__TASK BRIEF__. Your task is to gather the lines below that hold the string "Epsilon".

· · · ·

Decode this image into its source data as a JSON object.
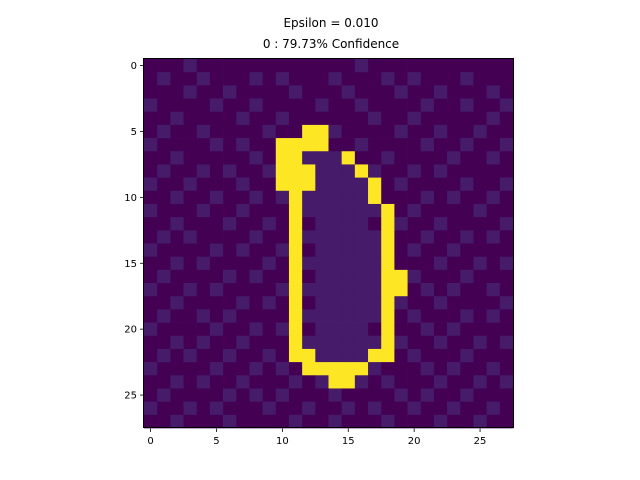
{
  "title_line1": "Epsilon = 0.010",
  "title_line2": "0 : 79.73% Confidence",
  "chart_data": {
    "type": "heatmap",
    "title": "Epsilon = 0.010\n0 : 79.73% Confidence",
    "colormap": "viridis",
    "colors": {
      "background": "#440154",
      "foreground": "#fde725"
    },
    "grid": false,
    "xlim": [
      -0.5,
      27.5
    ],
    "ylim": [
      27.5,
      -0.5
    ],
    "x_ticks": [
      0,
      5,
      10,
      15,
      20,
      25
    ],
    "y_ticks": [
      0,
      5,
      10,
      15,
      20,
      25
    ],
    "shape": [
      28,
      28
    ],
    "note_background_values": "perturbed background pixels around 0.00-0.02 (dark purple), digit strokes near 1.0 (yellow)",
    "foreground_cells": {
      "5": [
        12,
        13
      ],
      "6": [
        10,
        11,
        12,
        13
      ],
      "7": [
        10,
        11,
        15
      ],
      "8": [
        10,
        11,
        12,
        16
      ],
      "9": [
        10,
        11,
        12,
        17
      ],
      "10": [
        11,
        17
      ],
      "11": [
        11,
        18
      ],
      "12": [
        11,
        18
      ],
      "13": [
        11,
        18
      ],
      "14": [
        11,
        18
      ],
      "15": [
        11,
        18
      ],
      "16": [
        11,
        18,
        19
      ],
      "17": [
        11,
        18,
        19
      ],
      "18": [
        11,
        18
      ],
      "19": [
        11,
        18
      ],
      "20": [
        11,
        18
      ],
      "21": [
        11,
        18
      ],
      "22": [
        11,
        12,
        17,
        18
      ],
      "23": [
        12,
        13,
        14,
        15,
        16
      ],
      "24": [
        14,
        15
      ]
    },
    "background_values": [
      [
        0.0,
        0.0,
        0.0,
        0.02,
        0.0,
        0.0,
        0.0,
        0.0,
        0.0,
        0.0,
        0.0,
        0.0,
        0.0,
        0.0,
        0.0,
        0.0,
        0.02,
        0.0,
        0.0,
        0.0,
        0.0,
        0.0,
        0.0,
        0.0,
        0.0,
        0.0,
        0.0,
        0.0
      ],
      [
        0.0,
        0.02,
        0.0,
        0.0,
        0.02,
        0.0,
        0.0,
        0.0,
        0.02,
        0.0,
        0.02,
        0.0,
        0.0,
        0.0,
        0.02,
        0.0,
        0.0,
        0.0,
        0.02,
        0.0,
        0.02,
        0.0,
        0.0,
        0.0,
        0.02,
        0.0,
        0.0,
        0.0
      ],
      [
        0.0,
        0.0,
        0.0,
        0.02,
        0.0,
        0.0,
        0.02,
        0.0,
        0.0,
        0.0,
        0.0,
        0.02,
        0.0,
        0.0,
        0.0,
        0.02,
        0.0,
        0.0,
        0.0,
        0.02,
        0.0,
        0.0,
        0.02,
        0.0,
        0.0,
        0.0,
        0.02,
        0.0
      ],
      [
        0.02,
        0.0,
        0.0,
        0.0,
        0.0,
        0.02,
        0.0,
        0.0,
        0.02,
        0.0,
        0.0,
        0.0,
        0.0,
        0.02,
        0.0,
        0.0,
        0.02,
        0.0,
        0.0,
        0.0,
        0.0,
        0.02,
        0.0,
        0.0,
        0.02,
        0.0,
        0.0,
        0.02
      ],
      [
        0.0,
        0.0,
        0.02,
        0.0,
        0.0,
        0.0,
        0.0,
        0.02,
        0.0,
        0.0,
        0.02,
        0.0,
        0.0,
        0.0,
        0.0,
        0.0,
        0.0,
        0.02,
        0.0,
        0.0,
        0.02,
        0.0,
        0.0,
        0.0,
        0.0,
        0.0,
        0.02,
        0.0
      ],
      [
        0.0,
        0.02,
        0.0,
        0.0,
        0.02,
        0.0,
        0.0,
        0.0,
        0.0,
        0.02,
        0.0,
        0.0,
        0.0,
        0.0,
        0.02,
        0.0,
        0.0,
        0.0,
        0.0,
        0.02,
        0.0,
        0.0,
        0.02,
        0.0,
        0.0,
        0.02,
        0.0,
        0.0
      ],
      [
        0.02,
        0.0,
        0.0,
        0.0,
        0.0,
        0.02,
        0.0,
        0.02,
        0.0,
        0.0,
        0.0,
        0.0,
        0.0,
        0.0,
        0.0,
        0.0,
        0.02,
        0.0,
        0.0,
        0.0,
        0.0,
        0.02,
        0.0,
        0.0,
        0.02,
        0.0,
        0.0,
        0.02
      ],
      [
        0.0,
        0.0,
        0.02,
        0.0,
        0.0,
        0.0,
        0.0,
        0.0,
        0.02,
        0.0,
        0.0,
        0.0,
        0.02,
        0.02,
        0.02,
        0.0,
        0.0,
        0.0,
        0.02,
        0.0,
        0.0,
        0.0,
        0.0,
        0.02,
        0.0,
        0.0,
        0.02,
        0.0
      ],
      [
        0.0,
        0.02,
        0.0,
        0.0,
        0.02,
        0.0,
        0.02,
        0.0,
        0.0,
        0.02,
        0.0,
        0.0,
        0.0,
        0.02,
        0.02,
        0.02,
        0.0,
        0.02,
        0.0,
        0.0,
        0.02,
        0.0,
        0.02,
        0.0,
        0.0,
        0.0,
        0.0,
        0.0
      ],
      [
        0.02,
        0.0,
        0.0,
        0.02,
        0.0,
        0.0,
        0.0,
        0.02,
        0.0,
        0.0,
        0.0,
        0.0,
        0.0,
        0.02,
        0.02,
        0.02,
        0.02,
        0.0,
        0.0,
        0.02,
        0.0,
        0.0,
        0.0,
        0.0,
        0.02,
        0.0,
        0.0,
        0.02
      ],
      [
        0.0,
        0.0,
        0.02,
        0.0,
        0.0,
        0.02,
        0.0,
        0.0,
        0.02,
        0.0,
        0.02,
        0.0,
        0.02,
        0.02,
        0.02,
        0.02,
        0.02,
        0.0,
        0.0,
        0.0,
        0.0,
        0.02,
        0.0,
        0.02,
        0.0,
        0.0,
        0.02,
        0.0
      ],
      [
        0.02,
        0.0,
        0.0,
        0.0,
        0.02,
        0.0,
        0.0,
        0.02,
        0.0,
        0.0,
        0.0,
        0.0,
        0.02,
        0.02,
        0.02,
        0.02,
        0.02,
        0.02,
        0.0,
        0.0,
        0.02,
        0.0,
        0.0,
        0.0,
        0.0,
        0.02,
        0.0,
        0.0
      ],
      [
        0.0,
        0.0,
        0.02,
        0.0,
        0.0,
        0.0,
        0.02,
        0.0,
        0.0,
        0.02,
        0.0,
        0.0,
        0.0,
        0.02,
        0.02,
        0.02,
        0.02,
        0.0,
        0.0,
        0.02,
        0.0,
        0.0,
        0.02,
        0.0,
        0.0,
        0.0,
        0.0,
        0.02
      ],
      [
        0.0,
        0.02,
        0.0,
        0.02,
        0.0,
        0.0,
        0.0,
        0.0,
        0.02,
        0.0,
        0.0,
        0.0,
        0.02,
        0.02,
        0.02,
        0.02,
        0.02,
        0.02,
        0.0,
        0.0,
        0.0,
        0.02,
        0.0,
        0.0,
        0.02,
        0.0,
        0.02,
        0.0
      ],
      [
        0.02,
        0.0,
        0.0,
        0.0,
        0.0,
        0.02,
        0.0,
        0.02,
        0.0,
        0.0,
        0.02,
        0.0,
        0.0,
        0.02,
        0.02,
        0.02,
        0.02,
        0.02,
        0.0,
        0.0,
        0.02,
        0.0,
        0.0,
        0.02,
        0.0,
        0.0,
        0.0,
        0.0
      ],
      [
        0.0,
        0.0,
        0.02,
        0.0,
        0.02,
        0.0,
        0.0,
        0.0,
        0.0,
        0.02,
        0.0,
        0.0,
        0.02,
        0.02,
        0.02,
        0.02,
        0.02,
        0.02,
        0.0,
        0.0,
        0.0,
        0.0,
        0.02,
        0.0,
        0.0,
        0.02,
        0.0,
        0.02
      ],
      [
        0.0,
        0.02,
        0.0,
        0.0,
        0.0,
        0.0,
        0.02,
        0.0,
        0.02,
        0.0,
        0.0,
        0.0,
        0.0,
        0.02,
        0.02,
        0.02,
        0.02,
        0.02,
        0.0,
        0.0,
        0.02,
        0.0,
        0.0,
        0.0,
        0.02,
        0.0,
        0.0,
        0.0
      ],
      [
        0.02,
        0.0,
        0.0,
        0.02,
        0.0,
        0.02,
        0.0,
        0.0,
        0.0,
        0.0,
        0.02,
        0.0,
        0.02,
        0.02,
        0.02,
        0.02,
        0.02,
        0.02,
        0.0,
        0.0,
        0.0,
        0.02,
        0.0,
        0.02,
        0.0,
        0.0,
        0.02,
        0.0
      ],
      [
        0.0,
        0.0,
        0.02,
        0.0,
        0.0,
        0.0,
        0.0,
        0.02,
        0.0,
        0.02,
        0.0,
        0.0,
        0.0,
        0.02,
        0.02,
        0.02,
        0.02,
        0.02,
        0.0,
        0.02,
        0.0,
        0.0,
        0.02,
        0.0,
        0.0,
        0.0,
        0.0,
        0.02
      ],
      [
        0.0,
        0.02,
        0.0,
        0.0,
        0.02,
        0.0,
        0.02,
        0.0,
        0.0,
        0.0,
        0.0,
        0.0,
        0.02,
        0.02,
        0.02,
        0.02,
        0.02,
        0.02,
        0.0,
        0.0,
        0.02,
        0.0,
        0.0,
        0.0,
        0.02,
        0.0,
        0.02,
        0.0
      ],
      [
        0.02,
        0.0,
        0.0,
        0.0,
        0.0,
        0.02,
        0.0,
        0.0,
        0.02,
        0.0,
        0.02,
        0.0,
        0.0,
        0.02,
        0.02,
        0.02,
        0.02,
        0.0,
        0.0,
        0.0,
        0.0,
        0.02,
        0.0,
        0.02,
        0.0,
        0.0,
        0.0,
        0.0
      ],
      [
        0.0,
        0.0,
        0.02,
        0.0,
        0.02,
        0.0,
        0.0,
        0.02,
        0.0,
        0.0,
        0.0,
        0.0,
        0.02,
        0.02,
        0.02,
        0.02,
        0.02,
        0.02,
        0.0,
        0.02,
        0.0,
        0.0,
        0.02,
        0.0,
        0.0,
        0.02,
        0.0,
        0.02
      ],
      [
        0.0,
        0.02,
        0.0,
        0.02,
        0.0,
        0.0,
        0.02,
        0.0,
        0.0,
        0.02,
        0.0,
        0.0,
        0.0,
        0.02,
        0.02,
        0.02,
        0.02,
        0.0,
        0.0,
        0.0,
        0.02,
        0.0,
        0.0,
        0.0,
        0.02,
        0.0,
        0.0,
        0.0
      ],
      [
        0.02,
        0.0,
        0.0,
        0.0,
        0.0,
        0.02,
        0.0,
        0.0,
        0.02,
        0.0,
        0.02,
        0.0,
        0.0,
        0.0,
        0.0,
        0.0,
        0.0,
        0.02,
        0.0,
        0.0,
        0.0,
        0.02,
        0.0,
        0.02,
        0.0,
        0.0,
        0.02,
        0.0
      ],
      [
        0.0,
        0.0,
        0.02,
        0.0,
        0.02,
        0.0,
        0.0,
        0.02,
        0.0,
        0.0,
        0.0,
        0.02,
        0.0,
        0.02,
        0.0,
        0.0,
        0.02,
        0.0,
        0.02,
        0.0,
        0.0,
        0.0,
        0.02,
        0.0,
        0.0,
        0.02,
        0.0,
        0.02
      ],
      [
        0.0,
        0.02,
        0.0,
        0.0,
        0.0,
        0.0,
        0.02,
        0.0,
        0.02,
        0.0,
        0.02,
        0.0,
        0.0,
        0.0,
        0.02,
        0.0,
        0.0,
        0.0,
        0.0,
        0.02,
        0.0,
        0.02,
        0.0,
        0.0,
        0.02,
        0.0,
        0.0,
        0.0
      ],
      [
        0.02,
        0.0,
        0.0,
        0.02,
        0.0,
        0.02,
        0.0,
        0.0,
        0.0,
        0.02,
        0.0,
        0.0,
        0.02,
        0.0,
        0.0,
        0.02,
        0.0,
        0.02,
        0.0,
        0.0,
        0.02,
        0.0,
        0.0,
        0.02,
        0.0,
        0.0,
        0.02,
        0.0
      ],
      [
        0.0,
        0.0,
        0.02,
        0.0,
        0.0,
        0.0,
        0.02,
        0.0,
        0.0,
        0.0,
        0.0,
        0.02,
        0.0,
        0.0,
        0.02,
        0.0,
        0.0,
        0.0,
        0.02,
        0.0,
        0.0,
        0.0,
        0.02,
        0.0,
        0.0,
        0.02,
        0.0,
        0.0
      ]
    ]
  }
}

· · · ·

__RESPONSE BELOW__.
  "title_line1": "Epsilon = 0.010",
    "title": "Epsilon = 0.010\n0 : 79.73% Confidence",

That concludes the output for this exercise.